PAGE =
◆ ◆ ◆ ◆
With Surf, Chance the Rapper and his friends have pulled off one of the greatest bait-and-switch schemes in modern popular music. What was originally billed as a straight-forwards follow up to the Chicago emcee’s 2013 surprise hit mixtape Acid Rap is finally upon us after almost a year of fake-outs, and it’s not even a Chance the Rapper album.
Chance is merely a member of an ensemble of musicians fronted by Nico Segal, a relatively unknown trumpet player and music fusion aficionado who goes by the stage name Donnie Trumpet. There is no doubt that this tactic will alienate quite a few casual fans, but maybe that’s the point of all this: to show that good music is about more than just recognizable names. Maybe the whole thing really is a social experiment as the name of the band implies, to see how far fans are willing to follow the artists they idol. And maybe (and this seems the most likely) these guys just want to make a great album about being happy and positive, and they don’t give a f**k about who listens.
Segal has had an impressive career in his near-21 years of age, including a gig as part of Frank Ocean’s touring band, but he originally started as a trumpet player for the Chicago-based indie/hip-hop/neo-soul fusion act Kids These Days, which also featured Vic Mensa. Mensa, a longtime collaborator and friend of Chance is conspicuously absent from Surf, although it makes sense seeing he’s been busy collaborating with Kanye West and getting signed to Roc Nation and all that.
◆ ◆ ◆ ◆
INFORMATION SHOWN =

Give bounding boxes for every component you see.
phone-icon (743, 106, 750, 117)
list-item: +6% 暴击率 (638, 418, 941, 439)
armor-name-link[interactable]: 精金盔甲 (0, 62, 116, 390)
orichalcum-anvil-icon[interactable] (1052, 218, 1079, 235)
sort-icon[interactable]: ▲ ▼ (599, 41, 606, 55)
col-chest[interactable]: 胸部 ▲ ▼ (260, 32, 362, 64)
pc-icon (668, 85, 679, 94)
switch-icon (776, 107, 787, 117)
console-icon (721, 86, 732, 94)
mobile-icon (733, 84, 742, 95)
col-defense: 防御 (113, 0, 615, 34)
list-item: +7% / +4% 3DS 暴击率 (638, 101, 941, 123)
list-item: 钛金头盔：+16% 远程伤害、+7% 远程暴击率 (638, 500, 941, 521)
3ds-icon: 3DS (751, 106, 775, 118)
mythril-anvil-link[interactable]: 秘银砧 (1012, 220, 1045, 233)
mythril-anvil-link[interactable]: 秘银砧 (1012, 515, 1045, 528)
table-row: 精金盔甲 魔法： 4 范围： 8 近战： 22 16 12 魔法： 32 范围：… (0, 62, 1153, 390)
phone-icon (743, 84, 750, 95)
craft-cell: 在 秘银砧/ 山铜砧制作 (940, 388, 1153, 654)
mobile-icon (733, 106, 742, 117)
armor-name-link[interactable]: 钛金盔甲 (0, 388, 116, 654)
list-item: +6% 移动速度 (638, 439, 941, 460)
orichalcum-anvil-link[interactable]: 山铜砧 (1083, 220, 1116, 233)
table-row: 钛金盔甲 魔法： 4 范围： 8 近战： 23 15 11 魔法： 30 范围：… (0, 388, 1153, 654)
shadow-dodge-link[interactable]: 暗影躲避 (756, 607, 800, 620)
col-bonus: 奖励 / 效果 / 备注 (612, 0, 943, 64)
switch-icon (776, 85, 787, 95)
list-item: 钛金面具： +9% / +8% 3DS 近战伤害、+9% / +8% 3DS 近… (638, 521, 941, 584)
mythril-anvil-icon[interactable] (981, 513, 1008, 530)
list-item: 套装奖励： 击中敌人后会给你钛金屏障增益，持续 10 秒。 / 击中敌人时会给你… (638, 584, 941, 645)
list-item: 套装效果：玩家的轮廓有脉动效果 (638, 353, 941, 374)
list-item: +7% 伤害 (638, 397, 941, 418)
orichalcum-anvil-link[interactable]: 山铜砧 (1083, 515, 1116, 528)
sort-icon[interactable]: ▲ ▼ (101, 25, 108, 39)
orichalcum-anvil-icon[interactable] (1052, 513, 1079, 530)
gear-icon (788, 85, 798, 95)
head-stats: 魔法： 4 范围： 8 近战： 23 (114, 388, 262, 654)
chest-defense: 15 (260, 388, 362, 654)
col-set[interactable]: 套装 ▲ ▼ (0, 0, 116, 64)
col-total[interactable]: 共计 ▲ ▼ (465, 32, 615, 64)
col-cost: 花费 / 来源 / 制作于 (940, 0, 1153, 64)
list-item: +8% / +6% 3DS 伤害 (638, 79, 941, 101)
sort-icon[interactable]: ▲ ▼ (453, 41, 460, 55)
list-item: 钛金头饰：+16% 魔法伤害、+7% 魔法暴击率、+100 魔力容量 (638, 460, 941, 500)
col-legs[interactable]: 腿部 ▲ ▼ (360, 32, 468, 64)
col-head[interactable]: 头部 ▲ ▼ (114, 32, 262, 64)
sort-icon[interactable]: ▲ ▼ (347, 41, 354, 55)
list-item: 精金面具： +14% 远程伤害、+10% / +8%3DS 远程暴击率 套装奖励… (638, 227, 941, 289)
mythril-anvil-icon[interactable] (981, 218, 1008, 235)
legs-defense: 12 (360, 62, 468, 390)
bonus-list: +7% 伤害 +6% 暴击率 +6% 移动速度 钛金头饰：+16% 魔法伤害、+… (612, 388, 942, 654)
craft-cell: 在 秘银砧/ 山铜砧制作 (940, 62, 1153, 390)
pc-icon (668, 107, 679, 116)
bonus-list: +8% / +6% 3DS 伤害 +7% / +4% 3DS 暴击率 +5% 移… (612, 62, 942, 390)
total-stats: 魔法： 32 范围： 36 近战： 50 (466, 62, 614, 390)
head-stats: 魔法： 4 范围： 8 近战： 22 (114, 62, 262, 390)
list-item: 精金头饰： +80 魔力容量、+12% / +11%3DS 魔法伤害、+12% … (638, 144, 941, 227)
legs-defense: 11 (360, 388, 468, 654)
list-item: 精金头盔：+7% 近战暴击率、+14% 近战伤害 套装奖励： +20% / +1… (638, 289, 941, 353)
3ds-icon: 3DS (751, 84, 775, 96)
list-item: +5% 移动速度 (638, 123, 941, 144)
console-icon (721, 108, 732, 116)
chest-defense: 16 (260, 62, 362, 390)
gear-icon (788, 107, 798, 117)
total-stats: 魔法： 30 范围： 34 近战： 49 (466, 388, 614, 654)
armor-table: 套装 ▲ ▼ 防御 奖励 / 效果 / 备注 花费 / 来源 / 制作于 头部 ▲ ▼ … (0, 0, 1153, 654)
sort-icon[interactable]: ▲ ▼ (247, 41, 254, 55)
◆ ◆ ◆ ◆
WRITTEN PROBLEM 1 = In the review of Surf, what stage name does Nico Segal use?
WRITTEN PROBLEM 2 = Say whether each statement agrees with the review of Surf, giving yes or no and quoting the deciding words. (a) Surf was first billed as a follow-up to Acid Rap. (b) Vic Mensa appears on Surf. (c) Segal has played in Frank Ocean's touring band.
WRITTEN PROBLEM 3 = Pick up the review of Surf after its final sentence and keep writing it.
The records were gathered from a separate source unrelated to this review.

EXERCISE OUTPUT 1 = Donnie Trumpet.

EXERCISE OUTPUT 2 =
(a) Yes: "What was originally billed as a straight-forwards follow up to the Chicago emcee’s 2013 surprise hit mixtape Acid Rap"
(b) No: "Mensa, a longtime collaborator and friend of Chance is conspicuously absent from Surf"
(c) Yes: "including a gig as part of Frank Ocean’s touring band"

EXERCISE OUTPUT 3 =
While his buddy is finally getting the fame he deserves, Chance has been consciously avoiding the spotlight, following a massive tour and a string of high profile appearances on tracks by the likes of Madonna, James Blake and even Justin Bieber. Nowadays, he seems more focused on promoting other members of his community.
In addition to hosting open mic nights in his home neighborhood, Chance packs Surf full to the brim with up and coming Chicago voices, like R&B crooner extraordinaire Jeremih, and emcee/singer double threat NoName Gypsy. Even though Surf is packed to the brim with guests, they are always utilized carefully and constructively, and the bright sonic textures that the band creates never feel lost or obscured.
In addition to the songwriting and instrumental arrangements, the production here is pretty spectacular throughout. There are quite a few moments that feel reminiscent of Flying Lotus’ recent work, especially “Rememory” which features an awesome cameo appearance from Erykah Badu at the end. In addition to the Medulla Oblongata, Surf has quite the list of star features, which is typical of the first release after a breakout mixtape.
J. Cole continues his tradition of delivering feature verses that are better than his album material, as does Big Sean, even Busta Rhymes, who I’ve never been a fan of, manages to translate his manic energy surprisingly well to the marching-band-inspired “Slip Slide“, which also features a great appearance from Janelle Monae. This song, and lead single “Sunday Candy” are really the only songs on the album that feel like an extension of Acid Rap – the rest is uncharted territory.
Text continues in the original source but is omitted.